SUPPLIED TEXT:
* begin *
Opinion
No. 20-11618
07-07-2020
[DO NOT PUBLISH] Non-Argument Calendar D.C. Docket No. 1:19-cv-22689-MGC Appeal from the United States District Court for the Southern District of Florida Before MARTIN, ROSENBAUM, and NEWSOM, Circuit Judges. PER CURIAM:
This case stems from a previous appeal to this Court, Berenguela-Alvarado v. Castanos, 950 F.3d 1352 (11th Cir. 2020), involving Hague Convention proceedings initiated by Karen Berenguela-Alvarado, a Chilean citizen, who was seeking the return of her young daughter, whom we'll call EICB. Id. at 1354. "Among other functions, the Hague Convention on the Civil Aspects of International Child Abduction," which was implemented by Congress through the International Child Abduction Remedies Act (ICARA), "establishes legal rights and procedures for the prompt return of children who have been wrongfully removed or retained." Pfeiffer v. Bachotet, 913 F.3d 1018, 1023 (11th Cir. 2019) (quoting 22 U.S.C. § 9001(a)(4)). The Hague Convention aims to return children to the country of their "habitual residence" and to "ensure that rights of custody and of access under the law of one . . . [s]tate are effectively respected in the other . . . [s]tates." Chafin v. Chafin, 742 F.3d 934, 936 (11th Cir. 2013) (quotation omitted).
Berenguela-Alvarado alleged that EICB's father, Eric Castanos—a naturalized U.S. citizen—wrongfully retained EICB in Florida while she was on a short-term visit and coerced Berenguela-Alvarado into signing a document purporting to consent to that retention. Berenguela-Alvarado, 950 F.3d at 1354-56. In the original proceedings, "[t]he district court found that although Berenguela-Alvarado had made out a prima facie case that Castanos had wrongfully retained EICB, Berenguela-Alvarado had consented to that retention and therefore wasn't entitled to EICB's return." Id. at 1354. Berenguela-Alvarado appealed. Id. at 1357. A panel of this Court vacated and remanded the district court's order, concluding that it had erred in two respects: (1) "[a]s a matter of fact . . . by relying on non-existent testimony that Castanos never threatened Berenguela-Alvarado as a means of securing her consent to EICB staying the United States"; and (2) "[a]s a matter of law . . . by shifting the burden on the consent issue back to Berenguela-Alvarado, requiring her to prove by a preponderance of the evidence that Castanos's threat constituted 'duress.'" Id. at 1361-62.
* end *
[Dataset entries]
* begin *
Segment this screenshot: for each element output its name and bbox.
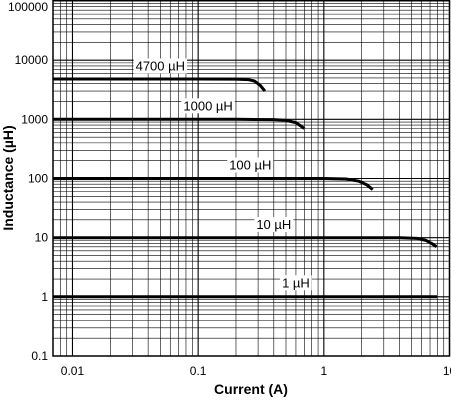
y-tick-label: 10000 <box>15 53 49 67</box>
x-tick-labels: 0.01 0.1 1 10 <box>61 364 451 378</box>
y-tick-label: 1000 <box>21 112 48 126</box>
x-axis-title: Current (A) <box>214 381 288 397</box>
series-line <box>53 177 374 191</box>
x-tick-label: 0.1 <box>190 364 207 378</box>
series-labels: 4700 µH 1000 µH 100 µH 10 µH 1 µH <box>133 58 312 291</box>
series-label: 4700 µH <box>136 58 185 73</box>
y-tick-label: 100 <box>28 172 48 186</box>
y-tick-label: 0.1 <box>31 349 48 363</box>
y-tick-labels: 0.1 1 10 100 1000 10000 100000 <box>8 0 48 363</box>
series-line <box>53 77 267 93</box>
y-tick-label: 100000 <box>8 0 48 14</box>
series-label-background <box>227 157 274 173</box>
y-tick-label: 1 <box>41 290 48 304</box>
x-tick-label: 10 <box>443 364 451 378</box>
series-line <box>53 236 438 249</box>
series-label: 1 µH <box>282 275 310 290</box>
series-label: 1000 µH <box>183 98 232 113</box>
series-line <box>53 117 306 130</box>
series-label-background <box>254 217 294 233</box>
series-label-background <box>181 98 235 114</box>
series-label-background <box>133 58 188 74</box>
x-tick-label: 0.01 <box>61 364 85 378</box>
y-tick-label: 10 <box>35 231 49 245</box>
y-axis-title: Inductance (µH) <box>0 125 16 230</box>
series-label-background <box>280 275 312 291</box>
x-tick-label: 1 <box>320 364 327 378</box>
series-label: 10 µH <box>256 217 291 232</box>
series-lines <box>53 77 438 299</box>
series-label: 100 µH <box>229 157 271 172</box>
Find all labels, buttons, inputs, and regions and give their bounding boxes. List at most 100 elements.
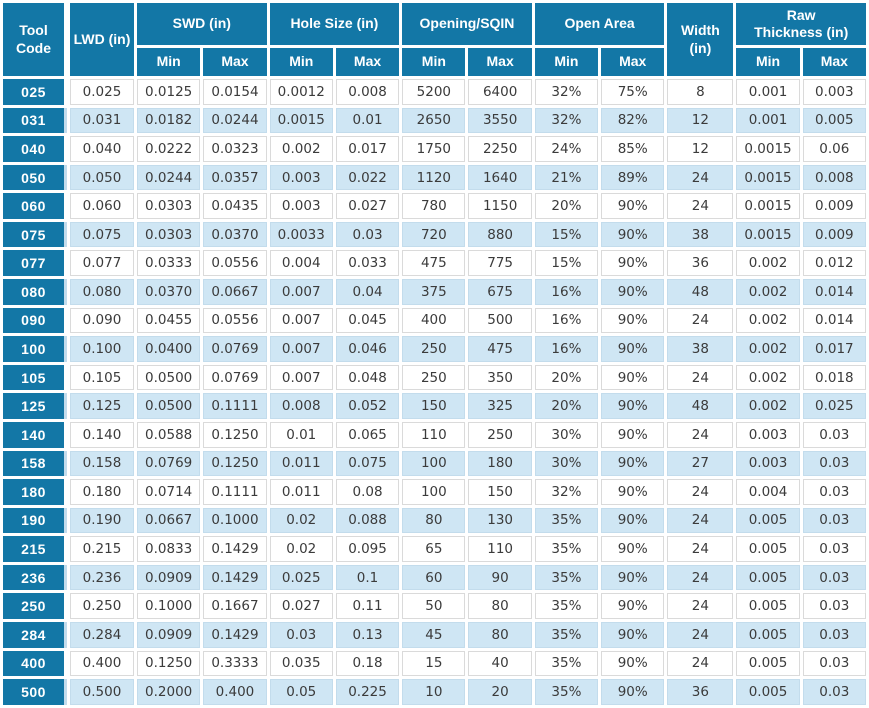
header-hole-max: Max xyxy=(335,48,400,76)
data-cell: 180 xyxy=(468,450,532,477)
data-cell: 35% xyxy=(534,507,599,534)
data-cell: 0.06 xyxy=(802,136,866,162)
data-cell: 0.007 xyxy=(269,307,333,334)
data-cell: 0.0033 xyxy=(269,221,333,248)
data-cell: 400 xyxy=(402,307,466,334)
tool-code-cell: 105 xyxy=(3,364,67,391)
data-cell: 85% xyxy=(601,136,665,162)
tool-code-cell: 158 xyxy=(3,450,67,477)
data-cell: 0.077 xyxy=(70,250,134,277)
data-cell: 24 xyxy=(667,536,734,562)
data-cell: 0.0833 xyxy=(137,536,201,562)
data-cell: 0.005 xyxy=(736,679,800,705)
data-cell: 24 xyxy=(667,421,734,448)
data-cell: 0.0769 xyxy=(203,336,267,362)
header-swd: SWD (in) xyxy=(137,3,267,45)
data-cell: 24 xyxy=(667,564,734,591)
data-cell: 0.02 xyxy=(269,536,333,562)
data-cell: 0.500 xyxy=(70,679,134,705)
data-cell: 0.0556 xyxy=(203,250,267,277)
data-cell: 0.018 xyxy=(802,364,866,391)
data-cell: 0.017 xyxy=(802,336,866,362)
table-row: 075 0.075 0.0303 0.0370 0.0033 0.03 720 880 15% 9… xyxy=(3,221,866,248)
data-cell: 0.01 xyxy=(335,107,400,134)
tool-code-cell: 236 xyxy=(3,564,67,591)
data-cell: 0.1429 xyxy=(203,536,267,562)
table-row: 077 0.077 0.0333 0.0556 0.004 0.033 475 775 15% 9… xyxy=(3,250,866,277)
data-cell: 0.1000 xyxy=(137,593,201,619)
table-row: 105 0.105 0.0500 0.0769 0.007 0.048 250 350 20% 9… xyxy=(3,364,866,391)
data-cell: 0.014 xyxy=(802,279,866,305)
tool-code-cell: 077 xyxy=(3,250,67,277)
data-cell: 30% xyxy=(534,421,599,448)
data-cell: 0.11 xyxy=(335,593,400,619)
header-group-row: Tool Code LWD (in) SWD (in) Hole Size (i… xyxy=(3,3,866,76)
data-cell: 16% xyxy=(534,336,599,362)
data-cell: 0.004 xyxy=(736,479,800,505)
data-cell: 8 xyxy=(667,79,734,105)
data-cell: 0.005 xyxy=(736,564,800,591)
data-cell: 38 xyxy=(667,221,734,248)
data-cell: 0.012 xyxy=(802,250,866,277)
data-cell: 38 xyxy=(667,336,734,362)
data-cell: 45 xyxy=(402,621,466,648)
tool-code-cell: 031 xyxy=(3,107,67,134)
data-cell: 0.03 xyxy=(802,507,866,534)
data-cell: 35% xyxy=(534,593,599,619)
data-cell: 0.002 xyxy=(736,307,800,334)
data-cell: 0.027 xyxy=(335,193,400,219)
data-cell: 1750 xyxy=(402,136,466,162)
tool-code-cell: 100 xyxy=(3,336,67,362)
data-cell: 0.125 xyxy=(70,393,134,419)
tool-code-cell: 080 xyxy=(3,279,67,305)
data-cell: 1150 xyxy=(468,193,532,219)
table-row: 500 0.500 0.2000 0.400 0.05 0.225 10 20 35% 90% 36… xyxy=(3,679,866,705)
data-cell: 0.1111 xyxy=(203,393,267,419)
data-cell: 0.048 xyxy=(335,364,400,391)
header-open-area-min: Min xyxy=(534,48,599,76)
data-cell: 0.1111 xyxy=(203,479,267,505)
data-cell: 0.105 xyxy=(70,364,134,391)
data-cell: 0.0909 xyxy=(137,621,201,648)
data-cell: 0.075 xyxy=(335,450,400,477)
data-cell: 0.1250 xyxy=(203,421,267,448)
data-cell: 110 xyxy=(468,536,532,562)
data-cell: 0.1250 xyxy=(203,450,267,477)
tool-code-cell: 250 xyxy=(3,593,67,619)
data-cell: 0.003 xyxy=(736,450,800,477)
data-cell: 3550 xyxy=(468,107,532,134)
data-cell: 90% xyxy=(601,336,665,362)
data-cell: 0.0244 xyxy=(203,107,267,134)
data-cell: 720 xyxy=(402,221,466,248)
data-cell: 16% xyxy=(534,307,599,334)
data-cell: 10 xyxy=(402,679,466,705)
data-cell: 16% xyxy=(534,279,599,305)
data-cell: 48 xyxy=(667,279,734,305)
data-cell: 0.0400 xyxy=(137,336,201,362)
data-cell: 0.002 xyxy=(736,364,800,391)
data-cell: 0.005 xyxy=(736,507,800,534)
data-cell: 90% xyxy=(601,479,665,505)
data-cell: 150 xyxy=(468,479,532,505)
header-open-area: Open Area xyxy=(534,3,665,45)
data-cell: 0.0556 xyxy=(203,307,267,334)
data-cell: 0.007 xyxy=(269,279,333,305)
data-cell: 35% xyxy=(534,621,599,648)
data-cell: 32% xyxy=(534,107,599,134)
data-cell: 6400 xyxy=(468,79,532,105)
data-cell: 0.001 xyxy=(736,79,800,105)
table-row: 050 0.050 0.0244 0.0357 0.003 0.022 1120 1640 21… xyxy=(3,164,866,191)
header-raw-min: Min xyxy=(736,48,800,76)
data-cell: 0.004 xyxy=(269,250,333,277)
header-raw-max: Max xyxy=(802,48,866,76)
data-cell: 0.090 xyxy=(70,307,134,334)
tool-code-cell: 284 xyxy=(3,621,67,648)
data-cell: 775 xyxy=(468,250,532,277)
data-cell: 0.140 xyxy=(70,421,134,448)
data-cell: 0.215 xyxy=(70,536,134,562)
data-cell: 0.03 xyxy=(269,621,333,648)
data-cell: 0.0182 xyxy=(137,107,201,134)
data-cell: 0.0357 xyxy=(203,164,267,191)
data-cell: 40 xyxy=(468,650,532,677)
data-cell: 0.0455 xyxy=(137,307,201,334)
* end *
REQUEST:
Carry the court opinion on the Hague Convention child-return case forward from its last sentence. The lines play no part in what is asked.

EXERCISE ANSWER:
To establish a prima facie case of wrongful retention, Berenguela-Alvarado had to prove the following: "(1) that EICB 'was a habitual resident of [Chile] immediately before [her] retention in the United States'; (2) that Castanos's retention breached Berenguela-Alvarado's custody rights under Chilean law; and (3) that Berenguela-Alvarado 'had been exercising her custody rights at the time of retention.'" Berenguela-Alvarado, 950 F.3d at 1358 (alterations in original) (quoting Chafin, 742 F.3d at 938). Under the Hague Convention, once a petitioner proves a prima facie case of wrongful retention, it is up to the retaining parent to prove one or more enumerated affirmative defenses. Id. Castanos asserted three defenses—(1) that Berenguela-Alvarado consented to the retention; (2) "that there [wa]s [a] grave risk of physical and psychological harm to EICB if she . . . returned to Chile"; and (3) that EICB was "of sufficient age and maturity to voice [her] objection" to being sent back to Chile. Id. at 1356 (internal quotation marks omitted). Because the district court found the consent defense dispositive, it declined to rule on Castanos's remaining defenses. Id. at 1357.
On remand, having considered supplemental briefing on the import of this Court's opinion, the district court granted Berenguela-Alvarado's petition for EICB's return. Although Castanos requested that the record be reopened so that he could present further evidence on his affirmative defenses, the district court held that he had "provide[d] no persuasive reason the Court need[ed] to accept additional evidence on remand," as he had already been given an opportunity to call witnesses and present his case in the initial proceedings. The district court went on to find that Castanos hadn't met his burden to prove his asserted affirmative defenses.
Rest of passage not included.